Data extracted from a collection

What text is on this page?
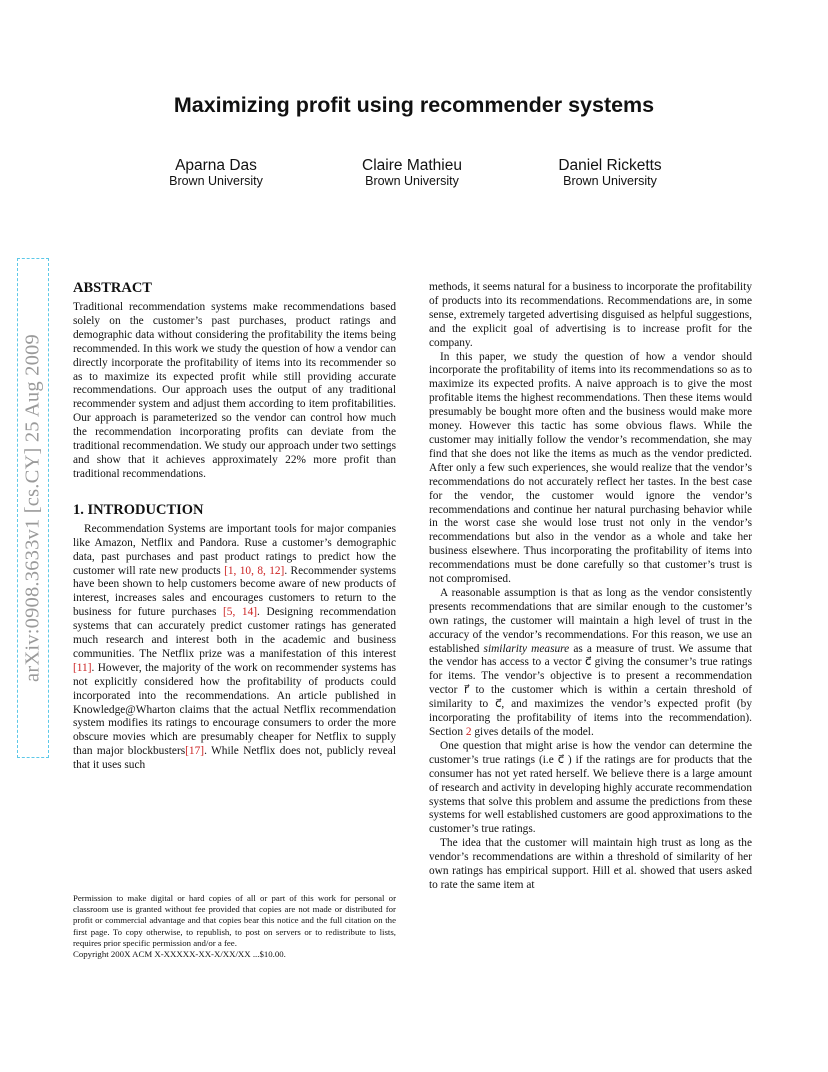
Maximizing profit using recommender systems
Aparna Das
Brown University
Claire Mathieu
Brown University
Daniel Ricketts
Brown University
arXiv:0908.3633v1 [cs.CY] 25 Aug 2009
ABSTRACT

Traditional recommendation systems make recommendations based solely on the customer’s past purchases, product ratings and demographic data without considering the profitability the items being recommended. In this work we study the question of how a vendor can directly incorporate the profitability of items into its recommender so as to maximize its expected profit while still providing accurate recommendations. Our approach uses the output of any traditional recommender system and adjust them according to item profitabilities. Our approach is parameterized so the vendor can control how much the recommendation incorporating profits can deviate from the traditional recommendation. We study our approach under two settings and show that it achieves approximately 22% more profit than traditional recommendations.

1. INTRODUCTION

Recommendation Systems are important tools for major companies like Amazon, Netflix and Pandora. Ruse a customer’s demographic data, past purchases and past product ratings to predict how the customer will rate new products [1, 10, 8, 12]. Recommender systems have been shown to help customers become aware of new products of interest, increases sales and encourages customers to return to the business for future purchases [5, 14]. Designing recommendation systems that can accurately predict customer ratings has generated much research and interest both in the academic and business communities. The Netflix prize was a manifestation of this interest [11]. However, the majority of the work on recommender systems has not explicitly considered how the profitability of products could incorporated into the recommendations. An article published in Knowledge@Wharton claims that the actual Netflix recommendation system modifies its ratings to encourage consumers to order the more obscure movies which are presumably cheaper for Netflix to supply than major blockbusters[17]. While Netflix does not, publicly reveal that it uses such

Permission to make digital or hard copies of all or part of this work for personal or classroom use is granted without fee provided that copies are not made or distributed for profit or commercial advantage and that copies bear this notice and the full citation on the first page. To copy otherwise, to republish, to post on servers or to redistribute to lists, requires prior specific permission and/or a fee.

Copyright 200X ACM X-XXXXX-XX-X/XX/XX ...$10.00.

methods, it seems natural for a business to incorporate the profitability of products into its recommendations. Recommendations are, in some sense, extremely targeted advertising disguised as helpful suggestions, and the explicit goal of advertising is to increase profit for the company.

In this paper, we study the question of how a vendor should incorporate the profitability of items into its recommendations so as to maximize its expected profits. A naive approach is to give the most profitable items the highest recommendations. Then these items would presumably be bought more often and the business would make more money. However this tactic has some obvious flaws. While the customer may initially follow the vendor’s recommendation, she may find that she does not like the items as much as the vendor predicted. After only a few such experiences, she would realize that the vendor’s recommendations do not accurately reflect her tastes. In the best case for the vendor, the customer would ignore the vendor’s recommendations and continue her natural purchasing behavior while in the worst case she would lose trust not only in the vendor’s recommendations but also in the vendor as a whole and take her business elsewhere. Thus incorporating the profitability of items into recommendations must be done carefully so that customer’s trust is not compromised.

A reasonable assumption is that as long as the vendor consistently presents recommendations that are similar enough to the customer’s own ratings, the customer will maintain a high level of trust in the accuracy of the vendor’s recommendations. For this reason, we use an established similarity measure as a measure of trust. We assume that the vendor has access to a vector c⃗ giving the consumer’s true ratings for items. The vendor’s objective is to present a recommendation vector r⃗ to the customer which is within a certain threshold of similarity to c⃗, and maximizes the vendor’s expected profit (by incorporating the profitability of items into the recommendation). Section 2 gives details of the model.

One question that might arise is how the vendor can determine the customer’s true ratings (i.e c⃗ ) if the ratings are for products that the consumer has not yet rated herself. We believe there is a large amount of research and activity in developing highly accurate recommendation systems that solve this problem and assume the predictions from these systems for well established customers are good approximations to the customer’s true ratings.

The idea that the customer will maintain high trust as long as the vendor’s recommendations are within a threshold of similarity of her own ratings has empirical support. Hill et al. showed that users asked to rate the same item at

Objective
Set down the records in full and exactly. Do not carry over any image.

Exercise response
What text is on this page?
Maximizing profit using recommender systems
Aparna Das
Brown University
Claire Mathieu
Brown University
Daniel Ricketts
Brown University
arXiv:0908.3633v1 [cs.CY] 25 Aug 2009
ABSTRACT

Traditional recommendation systems make recommendations based solely on the customer’s past purchases, product ratings and demographic data without considering the profitability the items being recommended. In this work we study the question of how a vendor can directly incorporate the profitability of items into its recommender so as to maximize its expected profit while still providing accurate recommendations. Our approach uses the output of any traditional recommender system and adjust them according to item profitabilities. Our approach is parameterized so the vendor can control how much the recommendation incorporating profits can deviate from the traditional recommendation. We study our approach under two settings and show that it achieves approximately 22% more profit than traditional recommendations.

1. INTRODUCTION

Recommendation Systems are important tools for major companies like Amazon, Netflix and Pandora. Ruse a customer’s demographic data, past purchases and past product ratings to predict how the customer will rate new products [1, 10, 8, 12]. Recommender systems have been shown to help customers become aware of new products of interest, increases sales and encourages customers to return to the business for future purchases [5, 14]. Designing recommendation systems that can accurately predict customer ratings has generated much research and interest both in the academic and business communities. The Netflix prize was a manifestation of this interest [11]. However, the majority of the work on recommender systems has not explicitly considered how the profitability of products could incorporated into the recommendations. An article published in Knowledge@Wharton claims that the actual Netflix recommendation system modifies its ratings to encourage consumers to order the more obscure movies which are presumably cheaper for Netflix to supply than major blockbusters[17]. While Netflix does not, publicly reveal that it uses such

Permission to make digital or hard copies of all or part of this work for personal or classroom use is granted without fee provided that copies are not made or distributed for profit or commercial advantage and that copies bear this notice and the full citation on the first page. To copy otherwise, to republish, to post on servers or to redistribute to lists, requires prior specific permission and/or a fee.

Copyright 200X ACM X-XXXXX-XX-X/XX/XX ...$10.00.

methods, it seems natural for a business to incorporate the profitability of products into its recommendations. Recommendations are, in some sense, extremely targeted advertising disguised as helpful suggestions, and the explicit goal of advertising is to increase profit for the company.

In this paper, we study the question of how a vendor should incorporate the profitability of items into its recommendations so as to maximize its expected profits. A naive approach is to give the most profitable items the highest recommendations. Then these items would presumably be bought more often and the business would make more money. However this tactic has some obvious flaws. While the customer may initially follow the vendor’s recommendation, she may find that she does not like the items as much as the vendor predicted. After only a few such experiences, she would realize that the vendor’s recommendations do not accurately reflect her tastes. In the best case for the vendor, the customer would ignore the vendor’s recommendations and continue her natural purchasing behavior while in the worst case she would lose trust not only in the vendor’s recommendations but also in the vendor as a whole and take her business elsewhere. Thus incorporating the profitability of items into recommendations must be done carefully so that customer’s trust is not compromised.

A reasonable assumption is that as long as the vendor consistently presents recommendations that are similar enough to the customer’s own ratings, the customer will maintain a high level of trust in the accuracy of the vendor’s recommendations. For this reason, we use an established similarity measure as a measure of trust. We assume that the vendor has access to a vector c⃗ giving the consumer’s true ratings for items. The vendor’s objective is to present a recommendation vector r⃗ to the customer which is within a certain threshold of similarity to c⃗, and maximizes the vendor’s expected profit (by incorporating the profitability of items into the recommendation). Section 2 gives details of the model.

One question that might arise is how the vendor can determine the customer’s true ratings (i.e c⃗ ) if the ratings are for products that the consumer has not yet rated herself. We believe there is a large amount of research and activity in developing highly accurate recommendation systems that solve this problem and assume the predictions from these systems for well established customers are good approximations to the customer’s true ratings.

The idea that the customer will maintain high trust as long as the vendor’s recommendations are within a threshold of similarity of her own ratings has empirical support. Hill et al. showed that users asked to rate the same item at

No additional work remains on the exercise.